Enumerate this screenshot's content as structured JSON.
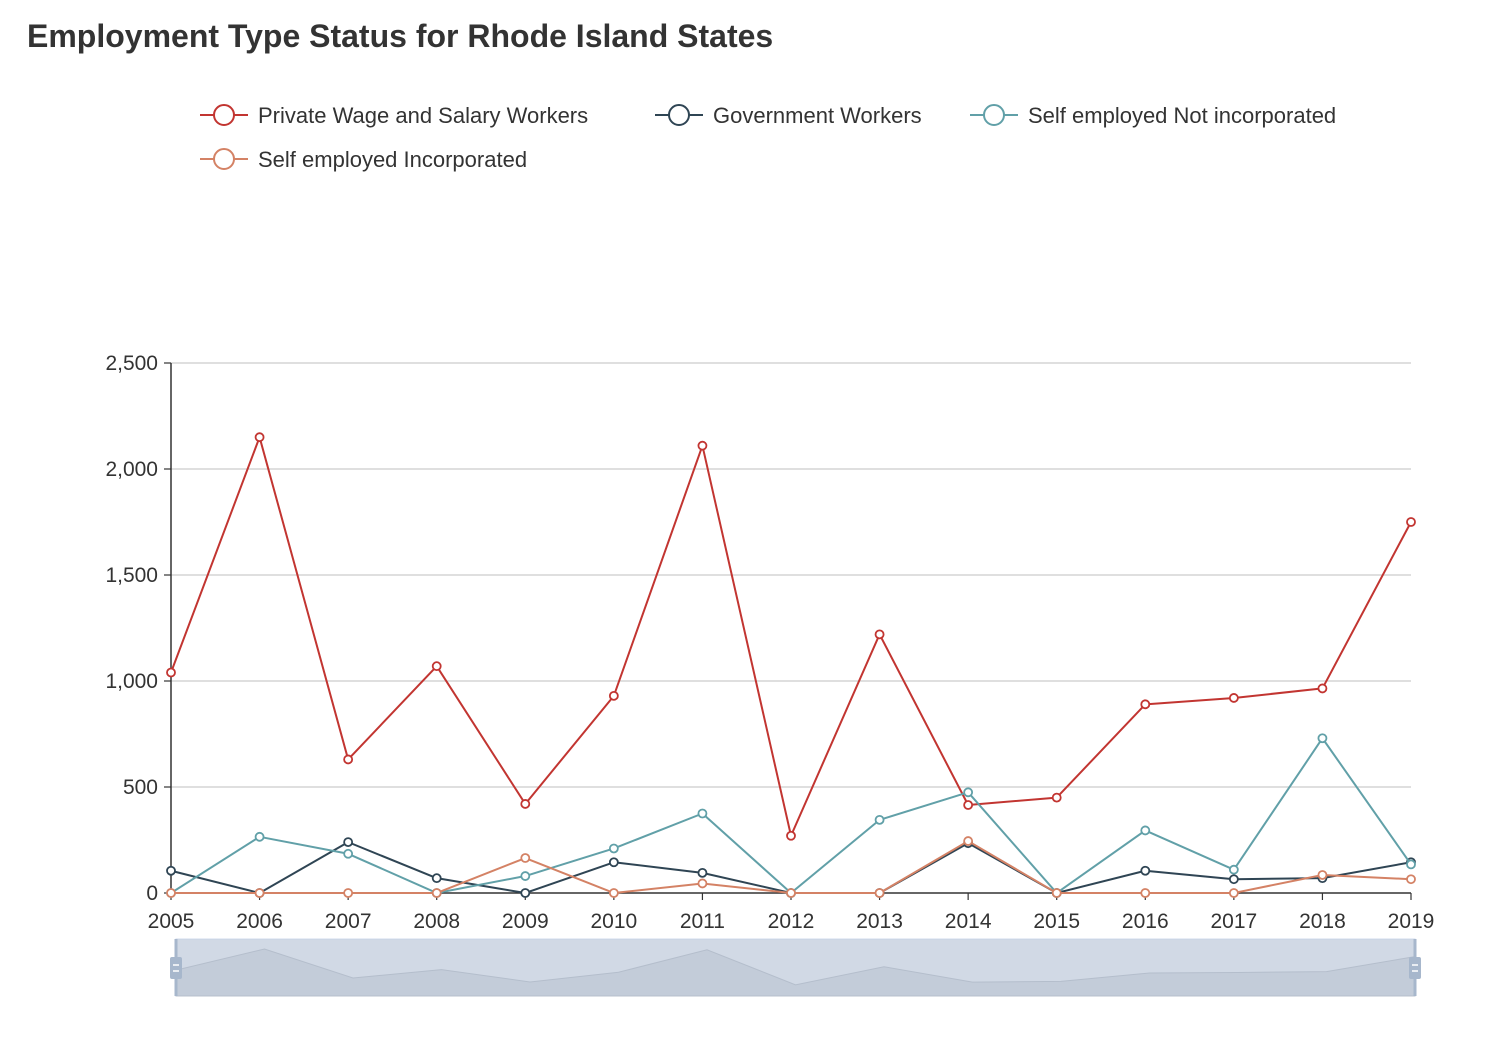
{
  "chart_data": {
    "type": "line",
    "title": "Employment Type Status for Rhode Island States",
    "xlabel": "",
    "ylabel": "",
    "categories": [
      "2005",
      "2006",
      "2007",
      "2008",
      "2009",
      "2010",
      "2011",
      "2012",
      "2013",
      "2014",
      "2015",
      "2016",
      "2017",
      "2018",
      "2019"
    ],
    "ylim": [
      0,
      2500
    ],
    "yticks": [
      0,
      500,
      1000,
      1500,
      2000,
      2500
    ],
    "ytick_labels": [
      "0",
      "500",
      "1,000",
      "1,500",
      "2,000",
      "2,500"
    ],
    "grid": true,
    "legend_position": "top",
    "has_data_zoom_slider": true,
    "series": [
      {
        "name": "Private Wage and Salary Workers",
        "color": "#c23531",
        "values": [
          1040,
          2150,
          630,
          1070,
          420,
          930,
          2110,
          270,
          1220,
          415,
          450,
          890,
          920,
          965,
          1750
        ]
      },
      {
        "name": "Government Workers",
        "color": "#2f4554",
        "values": [
          105,
          0,
          240,
          70,
          0,
          145,
          95,
          0,
          0,
          235,
          0,
          105,
          65,
          70,
          145
        ]
      },
      {
        "name": "Self employed Not incorporated",
        "color": "#61a0a8",
        "values": [
          0,
          265,
          185,
          0,
          80,
          210,
          375,
          0,
          345,
          475,
          0,
          295,
          110,
          730,
          135
        ]
      },
      {
        "name": "Self employed Incorporated",
        "color": "#d48265",
        "values": [
          0,
          0,
          0,
          0,
          165,
          0,
          45,
          0,
          0,
          245,
          0,
          0,
          0,
          85,
          65
        ]
      }
    ]
  }
}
★ ★ ★ ★ ★
> _BRIEF_
Quote all of the entries word for word, omitting any pictures.

> _ANSWER_
Enumerate this screenshot's content as structured JSON.
{
  "chart_data": {
    "type": "line",
    "title": "Employment Type Status for Rhode Island States",
    "xlabel": "",
    "ylabel": "",
    "categories": [
      "2005",
      "2006",
      "2007",
      "2008",
      "2009",
      "2010",
      "2011",
      "2012",
      "2013",
      "2014",
      "2015",
      "2016",
      "2017",
      "2018",
      "2019"
    ],
    "ylim": [
      0,
      2500
    ],
    "yticks": [
      0,
      500,
      1000,
      1500,
      2000,
      2500
    ],
    "ytick_labels": [
      "0",
      "500",
      "1,000",
      "1,500",
      "2,000",
      "2,500"
    ],
    "grid": true,
    "legend_position": "top",
    "has_data_zoom_slider": true,
    "series": [
      {
        "name": "Private Wage and Salary Workers",
        "color": "#c23531",
        "values": [
          1040,
          2150,
          630,
          1070,
          420,
          930,
          2110,
          270,
          1220,
          415,
          450,
          890,
          920,
          965,
          1750
        ]
      },
      {
        "name": "Government Workers",
        "color": "#2f4554",
        "values": [
          105,
          0,
          240,
          70,
          0,
          145,
          95,
          0,
          0,
          235,
          0,
          105,
          65,
          70,
          145
        ]
      },
      {
        "name": "Self employed Not incorporated",
        "color": "#61a0a8",
        "values": [
          0,
          265,
          185,
          0,
          80,
          210,
          375,
          0,
          345,
          475,
          0,
          295,
          110,
          730,
          135
        ]
      },
      {
        "name": "Self employed Incorporated",
        "color": "#d48265",
        "values": [
          0,
          0,
          0,
          0,
          165,
          0,
          45,
          0,
          0,
          245,
          0,
          0,
          0,
          85,
          65
        ]
      }
    ]
  }
}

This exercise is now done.